»»
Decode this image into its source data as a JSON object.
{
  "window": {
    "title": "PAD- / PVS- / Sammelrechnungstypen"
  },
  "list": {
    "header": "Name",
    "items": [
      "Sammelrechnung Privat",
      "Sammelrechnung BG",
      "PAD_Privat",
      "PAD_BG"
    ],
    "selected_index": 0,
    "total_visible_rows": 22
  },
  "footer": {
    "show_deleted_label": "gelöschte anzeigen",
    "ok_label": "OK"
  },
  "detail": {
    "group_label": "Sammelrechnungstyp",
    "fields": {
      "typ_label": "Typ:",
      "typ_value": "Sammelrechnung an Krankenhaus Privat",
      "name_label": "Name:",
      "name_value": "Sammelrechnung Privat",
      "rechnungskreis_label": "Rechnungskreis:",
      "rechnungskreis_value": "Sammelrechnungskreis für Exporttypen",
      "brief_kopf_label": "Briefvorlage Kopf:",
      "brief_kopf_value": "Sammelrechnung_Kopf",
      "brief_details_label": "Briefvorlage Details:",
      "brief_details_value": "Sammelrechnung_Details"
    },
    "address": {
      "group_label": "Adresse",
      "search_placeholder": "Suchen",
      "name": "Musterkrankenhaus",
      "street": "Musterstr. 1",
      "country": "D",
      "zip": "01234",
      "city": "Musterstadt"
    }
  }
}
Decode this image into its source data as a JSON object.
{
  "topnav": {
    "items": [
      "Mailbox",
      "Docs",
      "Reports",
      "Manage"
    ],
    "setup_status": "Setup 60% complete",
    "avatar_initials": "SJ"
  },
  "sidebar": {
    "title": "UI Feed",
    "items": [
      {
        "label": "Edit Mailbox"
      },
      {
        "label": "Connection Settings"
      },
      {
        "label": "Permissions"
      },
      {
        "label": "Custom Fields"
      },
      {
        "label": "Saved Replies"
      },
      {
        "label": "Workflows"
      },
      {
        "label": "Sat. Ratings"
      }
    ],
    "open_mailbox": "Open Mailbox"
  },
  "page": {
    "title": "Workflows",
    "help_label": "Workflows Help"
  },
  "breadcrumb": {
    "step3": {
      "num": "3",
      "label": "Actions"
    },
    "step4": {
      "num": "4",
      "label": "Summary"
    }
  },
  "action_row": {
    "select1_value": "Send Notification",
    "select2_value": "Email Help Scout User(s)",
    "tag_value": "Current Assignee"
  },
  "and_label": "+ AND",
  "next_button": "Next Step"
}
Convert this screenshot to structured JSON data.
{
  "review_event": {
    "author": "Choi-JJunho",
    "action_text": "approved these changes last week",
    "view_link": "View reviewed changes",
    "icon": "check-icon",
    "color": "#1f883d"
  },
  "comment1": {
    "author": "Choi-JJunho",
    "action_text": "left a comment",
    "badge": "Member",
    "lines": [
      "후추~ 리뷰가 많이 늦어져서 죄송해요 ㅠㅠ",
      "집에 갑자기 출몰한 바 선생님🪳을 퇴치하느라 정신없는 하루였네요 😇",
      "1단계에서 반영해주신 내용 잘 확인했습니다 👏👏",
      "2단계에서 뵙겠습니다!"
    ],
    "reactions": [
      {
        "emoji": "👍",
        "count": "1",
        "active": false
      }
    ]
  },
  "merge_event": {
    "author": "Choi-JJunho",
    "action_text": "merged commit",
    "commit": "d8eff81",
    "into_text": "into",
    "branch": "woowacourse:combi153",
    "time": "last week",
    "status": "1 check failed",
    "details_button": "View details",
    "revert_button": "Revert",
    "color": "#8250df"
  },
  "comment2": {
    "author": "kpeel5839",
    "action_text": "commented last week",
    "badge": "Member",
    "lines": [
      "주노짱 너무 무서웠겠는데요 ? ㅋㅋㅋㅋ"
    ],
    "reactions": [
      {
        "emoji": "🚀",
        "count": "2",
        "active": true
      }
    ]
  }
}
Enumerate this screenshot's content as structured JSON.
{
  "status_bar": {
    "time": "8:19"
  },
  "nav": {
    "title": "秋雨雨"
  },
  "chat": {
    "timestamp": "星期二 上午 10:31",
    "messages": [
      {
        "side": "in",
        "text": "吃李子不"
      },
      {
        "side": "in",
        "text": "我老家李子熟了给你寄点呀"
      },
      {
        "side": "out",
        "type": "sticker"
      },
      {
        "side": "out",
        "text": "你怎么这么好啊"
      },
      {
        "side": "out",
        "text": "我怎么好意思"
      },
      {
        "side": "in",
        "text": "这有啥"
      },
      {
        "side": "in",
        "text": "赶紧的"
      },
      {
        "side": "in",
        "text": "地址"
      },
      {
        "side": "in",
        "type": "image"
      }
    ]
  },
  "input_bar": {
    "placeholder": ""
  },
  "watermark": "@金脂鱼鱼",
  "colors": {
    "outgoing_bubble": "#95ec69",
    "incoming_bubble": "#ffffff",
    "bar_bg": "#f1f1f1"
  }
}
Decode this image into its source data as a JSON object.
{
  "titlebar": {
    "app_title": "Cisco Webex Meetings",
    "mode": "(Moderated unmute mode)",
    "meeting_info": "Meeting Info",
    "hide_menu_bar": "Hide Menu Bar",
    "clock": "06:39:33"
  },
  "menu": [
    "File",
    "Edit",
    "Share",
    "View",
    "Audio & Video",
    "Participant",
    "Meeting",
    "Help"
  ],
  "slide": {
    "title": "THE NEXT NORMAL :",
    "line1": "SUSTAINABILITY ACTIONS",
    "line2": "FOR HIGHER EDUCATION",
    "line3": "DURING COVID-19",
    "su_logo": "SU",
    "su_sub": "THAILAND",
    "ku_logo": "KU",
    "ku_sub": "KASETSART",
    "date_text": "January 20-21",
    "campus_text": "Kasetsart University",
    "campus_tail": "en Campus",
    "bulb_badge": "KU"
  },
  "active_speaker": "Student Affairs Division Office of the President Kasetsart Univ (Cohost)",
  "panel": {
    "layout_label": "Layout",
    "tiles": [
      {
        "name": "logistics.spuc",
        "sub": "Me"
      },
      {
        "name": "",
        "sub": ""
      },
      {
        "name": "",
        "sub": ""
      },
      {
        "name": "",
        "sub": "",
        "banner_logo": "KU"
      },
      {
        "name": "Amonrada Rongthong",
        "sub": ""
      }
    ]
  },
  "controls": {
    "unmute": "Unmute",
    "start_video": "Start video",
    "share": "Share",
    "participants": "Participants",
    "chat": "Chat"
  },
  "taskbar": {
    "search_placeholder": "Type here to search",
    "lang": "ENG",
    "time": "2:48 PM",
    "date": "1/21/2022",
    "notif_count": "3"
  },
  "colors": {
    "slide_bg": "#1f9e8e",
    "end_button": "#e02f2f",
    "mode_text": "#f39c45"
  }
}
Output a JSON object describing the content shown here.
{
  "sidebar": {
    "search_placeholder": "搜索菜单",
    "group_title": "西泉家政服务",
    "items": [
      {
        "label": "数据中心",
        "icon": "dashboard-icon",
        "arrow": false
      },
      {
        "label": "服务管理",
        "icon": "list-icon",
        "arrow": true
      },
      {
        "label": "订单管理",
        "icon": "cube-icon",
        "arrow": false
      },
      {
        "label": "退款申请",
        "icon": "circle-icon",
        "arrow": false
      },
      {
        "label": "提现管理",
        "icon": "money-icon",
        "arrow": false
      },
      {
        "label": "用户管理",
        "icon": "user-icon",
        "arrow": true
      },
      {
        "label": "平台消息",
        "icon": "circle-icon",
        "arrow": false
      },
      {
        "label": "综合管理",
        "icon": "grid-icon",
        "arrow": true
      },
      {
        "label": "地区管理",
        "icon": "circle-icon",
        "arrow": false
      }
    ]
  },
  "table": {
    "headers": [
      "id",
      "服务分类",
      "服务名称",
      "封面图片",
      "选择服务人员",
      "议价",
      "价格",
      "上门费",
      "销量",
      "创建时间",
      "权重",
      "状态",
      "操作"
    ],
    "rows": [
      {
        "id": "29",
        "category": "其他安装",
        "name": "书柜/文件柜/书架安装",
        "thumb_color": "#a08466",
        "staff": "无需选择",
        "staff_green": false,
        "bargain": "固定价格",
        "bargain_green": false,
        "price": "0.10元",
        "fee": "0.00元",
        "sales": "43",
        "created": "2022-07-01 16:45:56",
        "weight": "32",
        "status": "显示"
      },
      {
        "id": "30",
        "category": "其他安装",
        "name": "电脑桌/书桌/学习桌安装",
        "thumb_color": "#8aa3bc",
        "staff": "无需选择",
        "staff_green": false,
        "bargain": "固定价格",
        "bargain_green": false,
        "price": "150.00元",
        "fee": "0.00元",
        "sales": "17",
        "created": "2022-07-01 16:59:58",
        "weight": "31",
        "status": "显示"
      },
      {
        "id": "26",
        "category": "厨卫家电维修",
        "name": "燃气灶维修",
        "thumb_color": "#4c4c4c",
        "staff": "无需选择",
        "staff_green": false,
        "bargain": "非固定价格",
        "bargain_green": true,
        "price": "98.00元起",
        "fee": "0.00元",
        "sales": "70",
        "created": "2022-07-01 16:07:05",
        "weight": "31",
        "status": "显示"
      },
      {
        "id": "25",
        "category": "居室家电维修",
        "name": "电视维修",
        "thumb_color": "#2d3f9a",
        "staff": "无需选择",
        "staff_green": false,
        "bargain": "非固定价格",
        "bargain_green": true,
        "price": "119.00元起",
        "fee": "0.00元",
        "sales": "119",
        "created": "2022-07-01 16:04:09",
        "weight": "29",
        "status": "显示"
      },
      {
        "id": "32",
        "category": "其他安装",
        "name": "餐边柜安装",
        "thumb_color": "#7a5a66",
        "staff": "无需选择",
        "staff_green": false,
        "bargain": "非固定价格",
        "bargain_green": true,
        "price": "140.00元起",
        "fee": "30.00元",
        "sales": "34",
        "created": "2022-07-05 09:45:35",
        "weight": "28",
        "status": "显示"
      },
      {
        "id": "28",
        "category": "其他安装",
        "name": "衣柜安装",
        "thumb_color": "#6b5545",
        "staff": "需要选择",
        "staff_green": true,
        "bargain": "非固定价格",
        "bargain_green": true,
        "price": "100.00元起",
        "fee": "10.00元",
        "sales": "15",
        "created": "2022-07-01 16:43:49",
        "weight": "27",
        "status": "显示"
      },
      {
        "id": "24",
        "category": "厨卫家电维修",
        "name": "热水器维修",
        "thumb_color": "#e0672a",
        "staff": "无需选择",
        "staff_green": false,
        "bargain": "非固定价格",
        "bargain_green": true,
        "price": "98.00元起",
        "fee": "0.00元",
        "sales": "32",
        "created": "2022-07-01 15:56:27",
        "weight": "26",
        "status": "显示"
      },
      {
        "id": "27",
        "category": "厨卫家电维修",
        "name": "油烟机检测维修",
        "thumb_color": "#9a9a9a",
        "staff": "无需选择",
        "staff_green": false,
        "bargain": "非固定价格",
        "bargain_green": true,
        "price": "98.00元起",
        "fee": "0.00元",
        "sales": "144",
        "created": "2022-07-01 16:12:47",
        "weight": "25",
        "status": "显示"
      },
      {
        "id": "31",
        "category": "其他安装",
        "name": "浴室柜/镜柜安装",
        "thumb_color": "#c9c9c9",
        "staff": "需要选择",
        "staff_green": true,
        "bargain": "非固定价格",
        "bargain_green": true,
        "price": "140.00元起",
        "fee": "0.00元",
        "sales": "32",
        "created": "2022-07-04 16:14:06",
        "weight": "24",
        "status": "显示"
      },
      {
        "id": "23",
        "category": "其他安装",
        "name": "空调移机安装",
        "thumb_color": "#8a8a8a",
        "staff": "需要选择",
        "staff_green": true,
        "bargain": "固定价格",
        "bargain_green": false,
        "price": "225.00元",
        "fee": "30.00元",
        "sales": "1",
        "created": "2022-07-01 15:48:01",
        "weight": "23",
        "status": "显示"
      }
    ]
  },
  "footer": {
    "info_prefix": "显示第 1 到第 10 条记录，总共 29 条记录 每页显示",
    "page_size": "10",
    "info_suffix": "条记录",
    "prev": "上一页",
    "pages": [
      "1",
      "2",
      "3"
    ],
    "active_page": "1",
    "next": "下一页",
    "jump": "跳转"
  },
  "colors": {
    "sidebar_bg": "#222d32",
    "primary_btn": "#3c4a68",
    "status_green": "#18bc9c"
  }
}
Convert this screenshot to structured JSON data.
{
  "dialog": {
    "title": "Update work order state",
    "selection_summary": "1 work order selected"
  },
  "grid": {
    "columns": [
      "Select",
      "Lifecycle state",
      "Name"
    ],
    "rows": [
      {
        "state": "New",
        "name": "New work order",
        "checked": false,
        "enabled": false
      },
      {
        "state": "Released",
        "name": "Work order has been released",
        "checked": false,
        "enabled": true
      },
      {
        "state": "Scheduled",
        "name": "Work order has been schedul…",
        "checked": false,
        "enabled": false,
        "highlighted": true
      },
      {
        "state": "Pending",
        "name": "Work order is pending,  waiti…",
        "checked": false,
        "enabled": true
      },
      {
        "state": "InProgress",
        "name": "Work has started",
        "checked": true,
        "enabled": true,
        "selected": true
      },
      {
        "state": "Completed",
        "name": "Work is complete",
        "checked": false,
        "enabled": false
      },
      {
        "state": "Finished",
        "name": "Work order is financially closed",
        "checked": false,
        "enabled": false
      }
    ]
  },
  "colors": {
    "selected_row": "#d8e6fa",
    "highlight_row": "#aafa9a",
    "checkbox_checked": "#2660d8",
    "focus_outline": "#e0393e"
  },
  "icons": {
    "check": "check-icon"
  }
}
««
■ Exercise description ■
Go through the listing above and report how many of its lines contain the word "Workflows", with only the number as output.

■ Reply to the exercise ■
3